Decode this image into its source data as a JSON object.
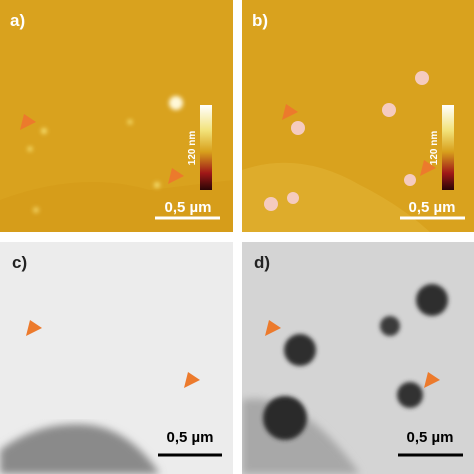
{
  "panels": [
    {
      "label": "a)",
      "scale_bar": "0,5 µm",
      "colorbar": "120 nm"
    },
    {
      "label": "b)",
      "scale_bar": "0,5 µm",
      "colorbar": "120 nm"
    },
    {
      "label": "c)",
      "scale_bar": "0,5 µm"
    },
    {
      "label": "d)",
      "scale_bar": "0,5 µm"
    }
  ]
}
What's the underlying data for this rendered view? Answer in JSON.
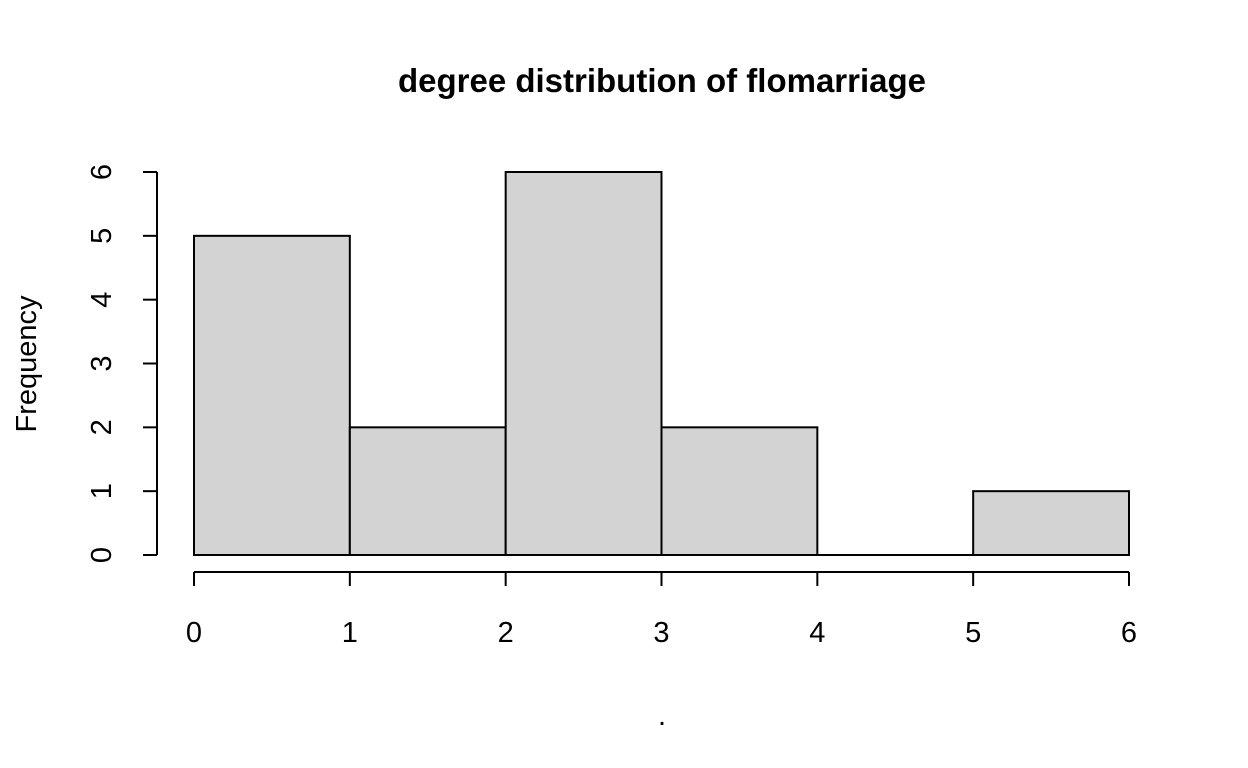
{
  "chart_data": {
    "type": "bar",
    "title": "degree distribution of flomarriage",
    "xlabel": ".",
    "ylabel": "Frequency",
    "bins": [
      {
        "from": 0,
        "to": 1,
        "count": 5
      },
      {
        "from": 1,
        "to": 2,
        "count": 2
      },
      {
        "from": 2,
        "to": 3,
        "count": 6
      },
      {
        "from": 3,
        "to": 4,
        "count": 2
      },
      {
        "from": 4,
        "to": 5,
        "count": 0
      },
      {
        "from": 5,
        "to": 6,
        "count": 1
      }
    ],
    "xlim": [
      0,
      6
    ],
    "ylim": [
      0,
      6
    ],
    "x_ticks": [
      "0",
      "1",
      "2",
      "3",
      "4",
      "5",
      "6"
    ],
    "y_ticks": [
      "0",
      "1",
      "2",
      "3",
      "4",
      "5",
      "6"
    ],
    "bar_color": "#d3d3d3",
    "grid": false,
    "legend": "none"
  }
}
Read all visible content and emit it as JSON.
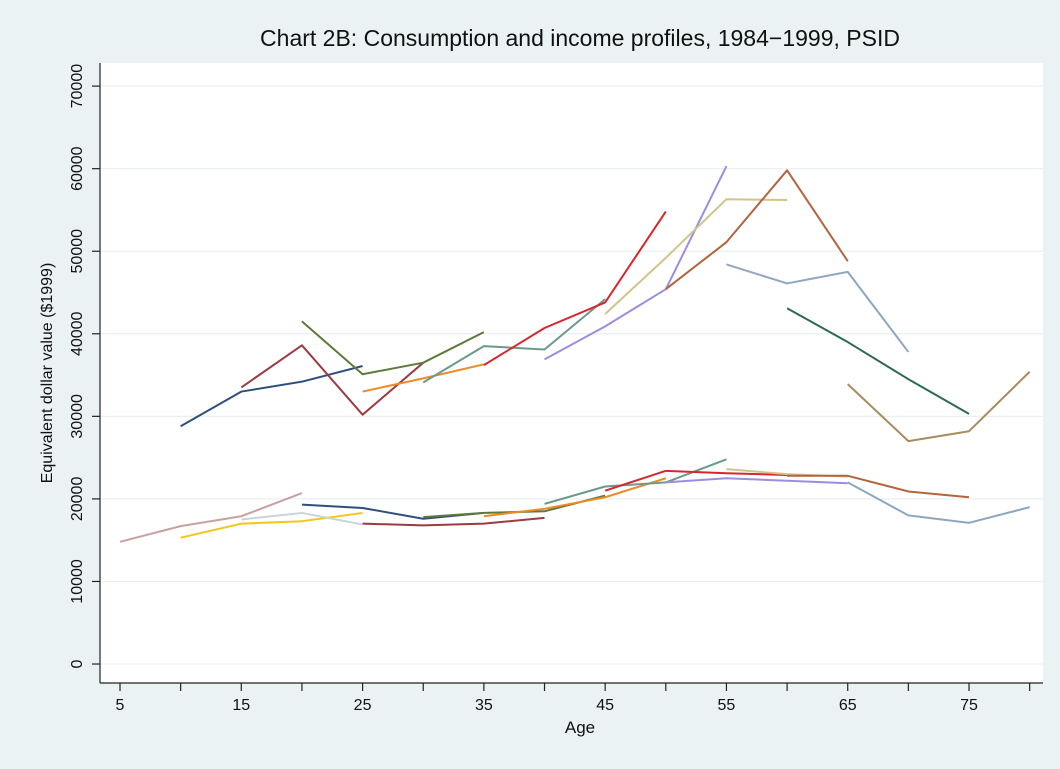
{
  "chart_data": {
    "type": "line",
    "title": "Chart 2B: Consumption and income profiles, 1984−1999, PSID",
    "xlabel": "Age",
    "ylabel": "Equivalent dollar value ($1999)",
    "xlim": [
      3.35,
      81.1
    ],
    "ylim": [
      -2300,
      72800
    ],
    "xticks": [
      5,
      15,
      25,
      35,
      45,
      55,
      65,
      75
    ],
    "xticks_minor": [
      10,
      20,
      30,
      40,
      50,
      60,
      70,
      80
    ],
    "yticks": [
      0,
      10000,
      20000,
      30000,
      40000,
      50000,
      60000,
      70000
    ],
    "grid": true,
    "series": [
      {
        "color": "#2f4f7f",
        "x": [
          10,
          15,
          20,
          25
        ],
        "values": [
          28800,
          33000,
          34200,
          36100
        ]
      },
      {
        "color": "#9b3b42",
        "x": [
          15,
          20,
          25,
          30
        ],
        "values": [
          33500,
          38600,
          30200,
          36500
        ]
      },
      {
        "color": "#5e7a3a",
        "x": [
          20,
          25,
          30,
          35
        ],
        "values": [
          41500,
          35100,
          36500,
          40200
        ]
      },
      {
        "color": "#f08a24",
        "x": [
          25,
          30,
          35
        ],
        "values": [
          33000,
          34600,
          36300
        ]
      },
      {
        "color": "#6b9a8c",
        "x": [
          30,
          35,
          40,
          45
        ],
        "values": [
          34100,
          38500,
          38100,
          44200
        ]
      },
      {
        "color": "#d7262f",
        "x": [
          35,
          40,
          45,
          50
        ],
        "values": [
          36200,
          40700,
          43800,
          54800
        ]
      },
      {
        "color": "#9b8ee0",
        "x": [
          40,
          45,
          50,
          55
        ],
        "values": [
          36900,
          40900,
          45400,
          60300
        ]
      },
      {
        "color": "#d2c38c",
        "x": [
          45,
          50,
          55,
          60
        ],
        "values": [
          42400,
          49200,
          56300,
          56200
        ]
      },
      {
        "color": "#b4643c",
        "x": [
          50,
          55,
          60,
          65
        ],
        "values": [
          45400,
          51100,
          59800,
          48800
        ]
      },
      {
        "color": "#8ea6c2",
        "x": [
          55,
          60,
          65,
          70
        ],
        "values": [
          48400,
          46100,
          47500,
          37800
        ]
      },
      {
        "color": "#2d6b4f",
        "x": [
          60,
          65,
          70,
          75
        ],
        "values": [
          43100,
          39000,
          34500,
          30300
        ]
      },
      {
        "color": "#a88c5c",
        "x": [
          65,
          70,
          75,
          80
        ],
        "values": [
          33900,
          27000,
          28200,
          35400
        ]
      },
      {
        "color": "#c8a0a0",
        "x": [
          5,
          10,
          15,
          20
        ],
        "values": [
          14800,
          16700,
          17900,
          20700
        ]
      },
      {
        "color": "#f5c518",
        "x": [
          10,
          15,
          20,
          25
        ],
        "values": [
          15300,
          17000,
          17300,
          18300
        ]
      },
      {
        "color": "#c8d4dc",
        "x": [
          15,
          20,
          25
        ],
        "values": [
          17500,
          18300,
          16900
        ]
      },
      {
        "color": "#2f4f7f",
        "x": [
          20,
          25,
          30,
          35
        ],
        "values": [
          19300,
          18900,
          17600,
          18300
        ]
      },
      {
        "color": "#9b3b42",
        "x": [
          25,
          30,
          35,
          40
        ],
        "values": [
          17000,
          16800,
          17000,
          17700
        ]
      },
      {
        "color": "#5e7a3a",
        "x": [
          30,
          35,
          40,
          45
        ],
        "values": [
          17800,
          18300,
          18500,
          20400
        ]
      },
      {
        "color": "#f08a24",
        "x": [
          35,
          40,
          45,
          50
        ],
        "values": [
          17900,
          18800,
          20200,
          22500
        ]
      },
      {
        "color": "#6b9a8c",
        "x": [
          40,
          45,
          50,
          55
        ],
        "values": [
          19400,
          21500,
          22000,
          24800
        ]
      },
      {
        "color": "#d7262f",
        "x": [
          45,
          50,
          55,
          60
        ],
        "values": [
          21000,
          23400,
          23100,
          22900
        ]
      },
      {
        "color": "#9b8ee0",
        "x": [
          50,
          55,
          60,
          65
        ],
        "values": [
          22000,
          22500,
          22200,
          21900
        ]
      },
      {
        "color": "#d2c38c",
        "x": [
          55,
          60,
          65
        ],
        "values": [
          23600,
          23000,
          22700
        ]
      },
      {
        "color": "#b4643c",
        "x": [
          60,
          65,
          70,
          75
        ],
        "values": [
          22800,
          22800,
          20900,
          20200
        ]
      },
      {
        "color": "#8ea6c2",
        "x": [
          65,
          70,
          75,
          80
        ],
        "values": [
          22000,
          18000,
          17100,
          19000
        ]
      }
    ]
  }
}
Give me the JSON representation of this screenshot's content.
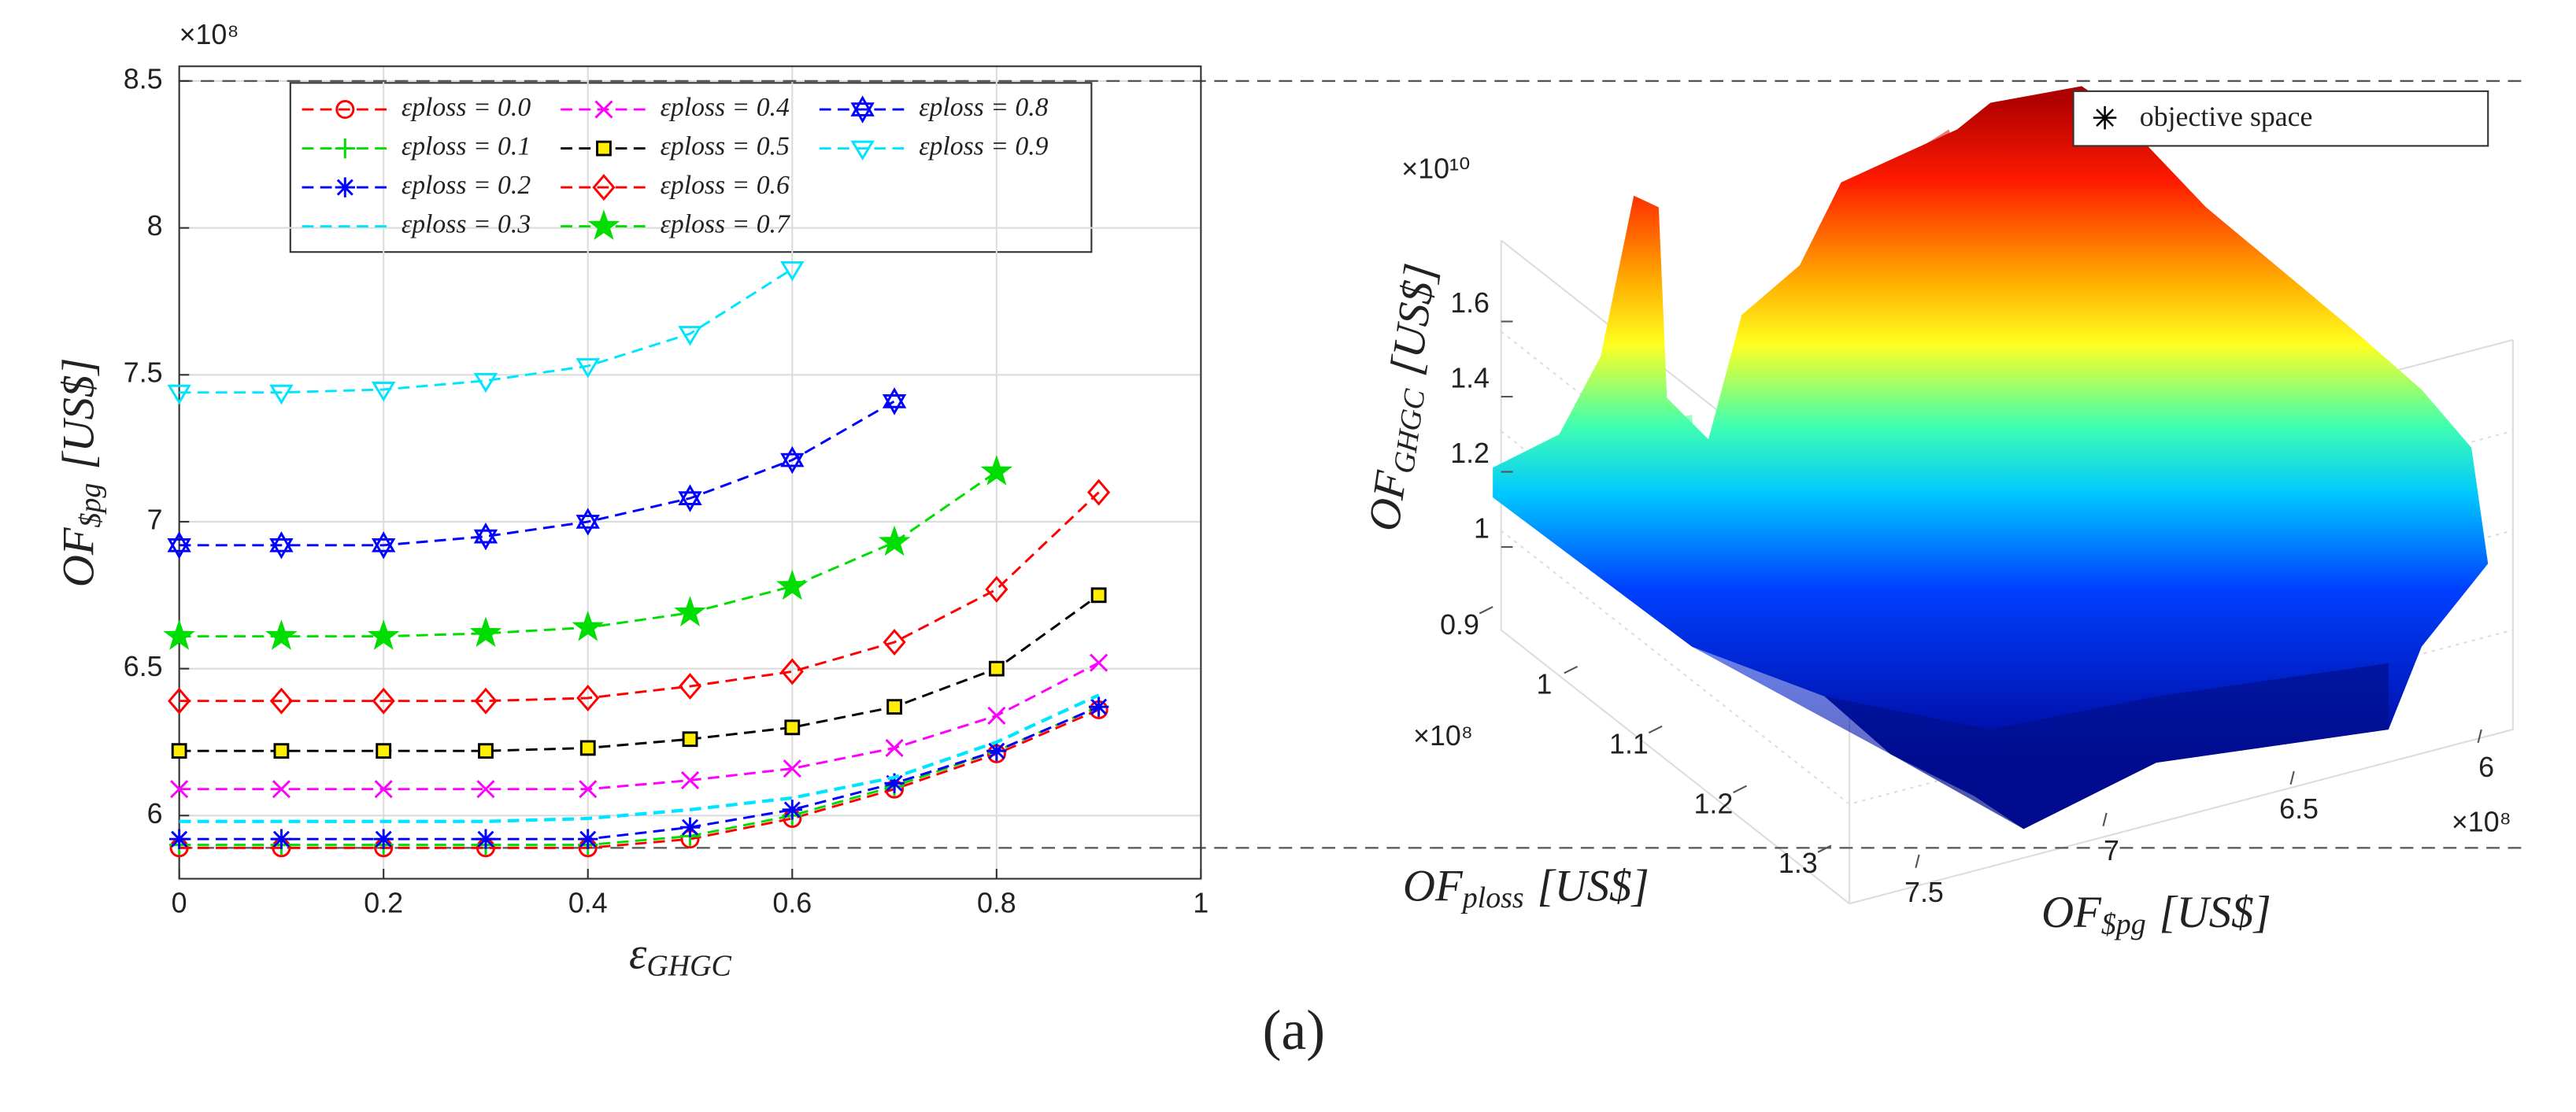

● ● ● ● ●

== EXERCISE ==
Using the records above, retype everything exactly except the pictures.

== WRITTEN ANSWER ==
Decode this image into its source data as a JSON object.
{
  "panels": [
    {
      "label": "a)",
      "scale_bar": "0,5 µm",
      "colorbar": "120 nm"
    },
    {
      "label": "b)",
      "scale_bar": "0,5 µm",
      "colorbar": "120 nm"
    },
    {
      "label": "c)",
      "scale_bar": "0,5 µm"
    },
    {
      "label": "d)",
      "scale_bar": "0,5 µm"
    }
  ]
}
What's the underlying data for this rendered view? Answer in JSON.
{
  "chart_data": {
    "type": "bar",
    "title": "degree distribution of flomarriage",
    "xlabel": ".",
    "ylabel": "Frequency",
    "bins": [
      {
        "from": 0,
        "to": 1,
        "count": 5
      },
      {
        "from": 1,
        "to": 2,
        "count": 2
      },
      {
        "from": 2,
        "to": 3,
        "count": 6
      },
      {
        "from": 3,
        "to": 4,
        "count": 2
      },
      {
        "from": 4,
        "to": 5,
        "count": 0
      },
      {
        "from": 5,
        "to": 6,
        "count": 1
      }
    ],
    "xlim": [
      0,
      6
    ],
    "ylim": [
      0,
      6
    ],
    "x_ticks": [
      "0",
      "1",
      "2",
      "3",
      "4",
      "5",
      "6"
    ],
    "y_ticks": [
      "0",
      "1",
      "2",
      "3",
      "4",
      "5",
      "6"
    ],
    "bar_color": "#d3d3d3",
    "grid": false,
    "legend": "none"
  }
}
Read all visible content and emit it as JSON.
{
  "chart_data": {
    "type": "line",
    "title": "Chart 2B: Consumption and income profiles, 1984−1999, PSID",
    "xlabel": "Age",
    "ylabel": "Equivalent dollar value ($1999)",
    "xlim": [
      3.35,
      81.1
    ],
    "ylim": [
      -2300,
      72800
    ],
    "xticks": [
      5,
      15,
      25,
      35,
      45,
      55,
      65,
      75
    ],
    "xticks_minor": [
      10,
      20,
      30,
      40,
      50,
      60,
      70,
      80
    ],
    "yticks": [
      0,
      10000,
      20000,
      30000,
      40000,
      50000,
      60000,
      70000
    ],
    "grid": true,
    "series": [
      {
        "color": "#2f4f7f",
        "x": [
          10,
          15,
          20,
          25
        ],
        "values": [
          28800,
          33000,
          34200,
          36100
        ]
      },
      {
        "color": "#9b3b42",
        "x": [
          15,
          20,
          25,
          30
        ],
        "values": [
          33500,
          38600,
          30200,
          36500
        ]
      },
      {
        "color": "#5e7a3a",
        "x": [
          20,
          25,
          30,
          35
        ],
        "values": [
          41500,
          35100,
          36500,
          40200
        ]
      },
      {
        "color": "#f08a24",
        "x": [
          25,
          30,
          35
        ],
        "values": [
          33000,
          34600,
          36300
        ]
      },
      {
        "color": "#6b9a8c",
        "x": [
          30,
          35,
          40,
          45
        ],
        "values": [
          34100,
          38500,
          38100,
          44200
        ]
      },
      {
        "color": "#d7262f",
        "x": [
          35,
          40,
          45,
          50
        ],
        "values": [
          36200,
          40700,
          43800,
          54800
        ]
      },
      {
        "color": "#9b8ee0",
        "x": [
          40,
          45,
          50,
          55
        ],
        "values": [
          36900,
          40900,
          45400,
          60300
        ]
      },
      {
        "color": "#d2c38c",
        "x": [
          45,
          50,
          55,
          60
        ],
        "values": [
          42400,
          49200,
          56300,
          56200
        ]
      },
      {
        "color": "#b4643c",
        "x": [
          50,
          55,
          60,
          65
        ],
        "values": [
          45400,
          51100,
          59800,
          48800
        ]
      },
      {
        "color": "#8ea6c2",
        "x": [
          55,
          60,
          65,
          70
        ],
        "values": [
          48400,
          46100,
          47500,
          37800
        ]
      },
      {
        "color": "#2d6b4f",
        "x": [
          60,
          65,
          70,
          75
        ],
        "values": [
          43100,
          39000,
          34500,
          30300
        ]
      },
      {
        "color": "#a88c5c",
        "x": [
          65,
          70,
          75,
          80
        ],
        "values": [
          33900,
          27000,
          28200,
          35400
        ]
      },
      {
        "color": "#c8a0a0",
        "x": [
          5,
          10,
          15,
          20
        ],
        "values": [
          14800,
          16700,
          17900,
          20700
        ]
      },
      {
        "color": "#f5c518",
        "x": [
          10,
          15,
          20,
          25
        ],
        "values": [
          15300,
          17000,
          17300,
          18300
        ]
      },
      {
        "color": "#c8d4dc",
        "x": [
          15,
          20,
          25
        ],
        "values": [
          17500,
          18300,
          16900
        ]
      },
      {
        "color": "#2f4f7f",
        "x": [
          20,
          25,
          30,
          35
        ],
        "values": [
          19300,
          18900,
          17600,
          18300
        ]
      },
      {
        "color": "#9b3b42",
        "x": [
          25,
          30,
          35,
          40
        ],
        "values": [
          17000,
          16800,
          17000,
          17700
        ]
      },
      {
        "color": "#5e7a3a",
        "x": [
          30,
          35,
          40,
          45
        ],
        "values": [
          17800,
          18300,
          18500,
          20400
        ]
      },
      {
        "color": "#f08a24",
        "x": [
          35,
          40,
          45,
          50
        ],
        "values": [
          17900,
          18800,
          20200,
          22500
        ]
      },
      {
        "color": "#6b9a8c",
        "x": [
          40,
          45,
          50,
          55
        ],
        "values": [
          19400,
          21500,
          22000,
          24800
        ]
      },
      {
        "color": "#d7262f",
        "x": [
          45,
          50,
          55,
          60
        ],
        "values": [
          21000,
          23400,
          23100,
          22900
        ]
      },
      {
        "color": "#9b8ee0",
        "x": [
          50,
          55,
          60,
          65
        ],
        "values": [
          22000,
          22500,
          22200,
          21900
        ]
      },
      {
        "color": "#d2c38c",
        "x": [
          55,
          60,
          65
        ],
        "values": [
          23600,
          23000,
          22700
        ]
      },
      {
        "color": "#b4643c",
        "x": [
          60,
          65,
          70,
          75
        ],
        "values": [
          22800,
          22800,
          20900,
          20200
        ]
      },
      {
        "color": "#8ea6c2",
        "x": [
          65,
          70,
          75,
          80
        ],
        "values": [
          22000,
          18000,
          17100,
          19000
        ]
      }
    ]
  }
}
Give me the JSON representation of this screenshot's content.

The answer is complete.